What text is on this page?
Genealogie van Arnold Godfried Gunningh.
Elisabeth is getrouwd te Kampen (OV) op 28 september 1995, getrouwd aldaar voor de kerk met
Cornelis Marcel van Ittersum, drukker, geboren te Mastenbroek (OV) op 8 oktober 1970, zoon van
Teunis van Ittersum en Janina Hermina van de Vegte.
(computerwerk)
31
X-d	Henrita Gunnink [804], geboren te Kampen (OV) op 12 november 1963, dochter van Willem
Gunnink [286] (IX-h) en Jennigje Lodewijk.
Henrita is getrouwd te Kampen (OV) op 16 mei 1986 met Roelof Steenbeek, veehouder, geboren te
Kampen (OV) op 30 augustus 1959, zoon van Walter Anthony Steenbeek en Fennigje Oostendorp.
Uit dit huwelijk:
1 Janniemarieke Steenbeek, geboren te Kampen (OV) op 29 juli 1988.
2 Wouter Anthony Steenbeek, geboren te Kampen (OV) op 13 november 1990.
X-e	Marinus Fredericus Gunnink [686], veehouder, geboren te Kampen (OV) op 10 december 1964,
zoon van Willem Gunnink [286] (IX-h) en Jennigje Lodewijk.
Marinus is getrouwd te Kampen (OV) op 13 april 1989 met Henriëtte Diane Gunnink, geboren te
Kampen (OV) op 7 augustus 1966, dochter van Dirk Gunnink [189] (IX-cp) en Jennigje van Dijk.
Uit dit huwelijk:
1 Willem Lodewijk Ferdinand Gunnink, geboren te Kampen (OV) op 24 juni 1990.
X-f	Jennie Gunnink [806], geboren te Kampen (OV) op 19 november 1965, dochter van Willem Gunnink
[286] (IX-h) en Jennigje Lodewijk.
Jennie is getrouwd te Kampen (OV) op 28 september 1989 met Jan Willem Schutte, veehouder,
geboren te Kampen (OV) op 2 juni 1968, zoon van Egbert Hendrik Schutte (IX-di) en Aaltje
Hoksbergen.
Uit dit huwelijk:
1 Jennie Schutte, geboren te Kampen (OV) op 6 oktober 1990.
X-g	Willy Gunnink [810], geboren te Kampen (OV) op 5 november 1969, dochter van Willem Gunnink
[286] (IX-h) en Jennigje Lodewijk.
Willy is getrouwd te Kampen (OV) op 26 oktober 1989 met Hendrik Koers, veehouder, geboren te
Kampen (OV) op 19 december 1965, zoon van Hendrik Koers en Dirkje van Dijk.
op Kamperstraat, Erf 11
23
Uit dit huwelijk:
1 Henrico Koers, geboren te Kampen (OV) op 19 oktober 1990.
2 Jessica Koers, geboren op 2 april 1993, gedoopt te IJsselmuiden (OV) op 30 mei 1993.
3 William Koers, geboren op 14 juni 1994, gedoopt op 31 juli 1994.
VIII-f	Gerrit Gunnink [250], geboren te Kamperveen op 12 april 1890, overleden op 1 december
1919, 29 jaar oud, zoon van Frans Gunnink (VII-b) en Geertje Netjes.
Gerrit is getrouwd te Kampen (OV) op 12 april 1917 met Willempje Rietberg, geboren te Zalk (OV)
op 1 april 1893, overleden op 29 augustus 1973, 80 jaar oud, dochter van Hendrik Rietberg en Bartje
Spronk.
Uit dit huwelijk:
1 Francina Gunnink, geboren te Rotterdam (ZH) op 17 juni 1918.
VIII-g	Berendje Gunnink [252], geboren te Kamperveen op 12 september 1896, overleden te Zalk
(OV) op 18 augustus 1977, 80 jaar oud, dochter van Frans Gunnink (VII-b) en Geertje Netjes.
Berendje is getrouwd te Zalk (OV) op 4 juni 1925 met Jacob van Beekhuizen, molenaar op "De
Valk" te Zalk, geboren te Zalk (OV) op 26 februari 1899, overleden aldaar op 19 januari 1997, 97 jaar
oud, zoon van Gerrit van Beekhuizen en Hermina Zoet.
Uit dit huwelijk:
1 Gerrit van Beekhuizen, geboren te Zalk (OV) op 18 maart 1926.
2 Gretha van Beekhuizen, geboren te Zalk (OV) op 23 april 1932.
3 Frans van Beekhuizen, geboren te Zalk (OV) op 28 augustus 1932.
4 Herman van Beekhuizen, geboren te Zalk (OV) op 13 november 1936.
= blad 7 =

————————

Every line above should be retyped exactly as given.

◆ THE OUTPUT
What text is on this page?
Genealogie van Arnold Godfried Gunningh.
Elisabeth is getrouwd te Kampen (OV) op 28 september 1995, getrouwd aldaar voor de kerk met
Cornelis Marcel van Ittersum, drukker, geboren te Mastenbroek (OV) op 8 oktober 1970, zoon van
Teunis van Ittersum en Janina Hermina van de Vegte.
(computerwerk)
31
X-d	Henrita Gunnink [804], geboren te Kampen (OV) op 12 november 1963, dochter van Willem
Gunnink [286] (IX-h) en Jennigje Lodewijk.
Henrita is getrouwd te Kampen (OV) op 16 mei 1986 met Roelof Steenbeek, veehouder, geboren te
Kampen (OV) op 30 augustus 1959, zoon van Walter Anthony Steenbeek en Fennigje Oostendorp.
Uit dit huwelijk:
1 Janniemarieke Steenbeek, geboren te Kampen (OV) op 29 juli 1988.
2 Wouter Anthony Steenbeek, geboren te Kampen (OV) op 13 november 1990.
X-e	Marinus Fredericus Gunnink [686], veehouder, geboren te Kampen (OV) op 10 december 1964,
zoon van Willem Gunnink [286] (IX-h) en Jennigje Lodewijk.
Marinus is getrouwd te Kampen (OV) op 13 april 1989 met Henriëtte Diane Gunnink, geboren te
Kampen (OV) op 7 augustus 1966, dochter van Dirk Gunnink [189] (IX-cp) en Jennigje van Dijk.
Uit dit huwelijk:
1 Willem Lodewijk Ferdinand Gunnink, geboren te Kampen (OV) op 24 juni 1990.
X-f	Jennie Gunnink [806], geboren te Kampen (OV) op 19 november 1965, dochter van Willem Gunnink
[286] (IX-h) en Jennigje Lodewijk.
Jennie is getrouwd te Kampen (OV) op 28 september 1989 met Jan Willem Schutte, veehouder,
geboren te Kampen (OV) op 2 juni 1968, zoon van Egbert Hendrik Schutte (IX-di) en Aaltje
Hoksbergen.
Uit dit huwelijk:
1 Jennie Schutte, geboren te Kampen (OV) op 6 oktober 1990.
X-g	Willy Gunnink [810], geboren te Kampen (OV) op 5 november 1969, dochter van Willem Gunnink
[286] (IX-h) en Jennigje Lodewijk.
Willy is getrouwd te Kampen (OV) op 26 oktober 1989 met Hendrik Koers, veehouder, geboren te
Kampen (OV) op 19 december 1965, zoon van Hendrik Koers en Dirkje van Dijk.
op Kamperstraat, Erf 11
23
Uit dit huwelijk:
1 Henrico Koers, geboren te Kampen (OV) op 19 oktober 1990.
2 Jessica Koers, geboren op 2 april 1993, gedoopt te IJsselmuiden (OV) op 30 mei 1993.
3 William Koers, geboren op 14 juni 1994, gedoopt op 31 juli 1994.
VIII-f	Gerrit Gunnink [250], geboren te Kamperveen op 12 april 1890, overleden op 1 december
1919, 29 jaar oud, zoon van Frans Gunnink (VII-b) en Geertje Netjes.
Gerrit is getrouwd te Kampen (OV) op 12 april 1917 met Willempje Rietberg, geboren te Zalk (OV)
op 1 april 1893, overleden op 29 augustus 1973, 80 jaar oud, dochter van Hendrik Rietberg en Bartje
Spronk.
Uit dit huwelijk:
1 Francina Gunnink, geboren te Rotterdam (ZH) op 17 juni 1918.
VIII-g	Berendje Gunnink [252], geboren te Kamperveen op 12 september 1896, overleden te Zalk
(OV) op 18 augustus 1977, 80 jaar oud, dochter van Frans Gunnink (VII-b) en Geertje Netjes.
Berendje is getrouwd te Zalk (OV) op 4 juni 1925 met Jacob van Beekhuizen, molenaar op "De
Valk" te Zalk, geboren te Zalk (OV) op 26 februari 1899, overleden aldaar op 19 januari 1997, 97 jaar
oud, zoon van Gerrit van Beekhuizen en Hermina Zoet.
Uit dit huwelijk:
1 Gerrit van Beekhuizen, geboren te Zalk (OV) op 18 maart 1926.
2 Gretha van Beekhuizen, geboren te Zalk (OV) op 23 april 1932.
3 Frans van Beekhuizen, geboren te Zalk (OV) op 28 augustus 1932.
4 Herman van Beekhuizen, geboren te Zalk (OV) op 13 november 1936.
= blad 7 =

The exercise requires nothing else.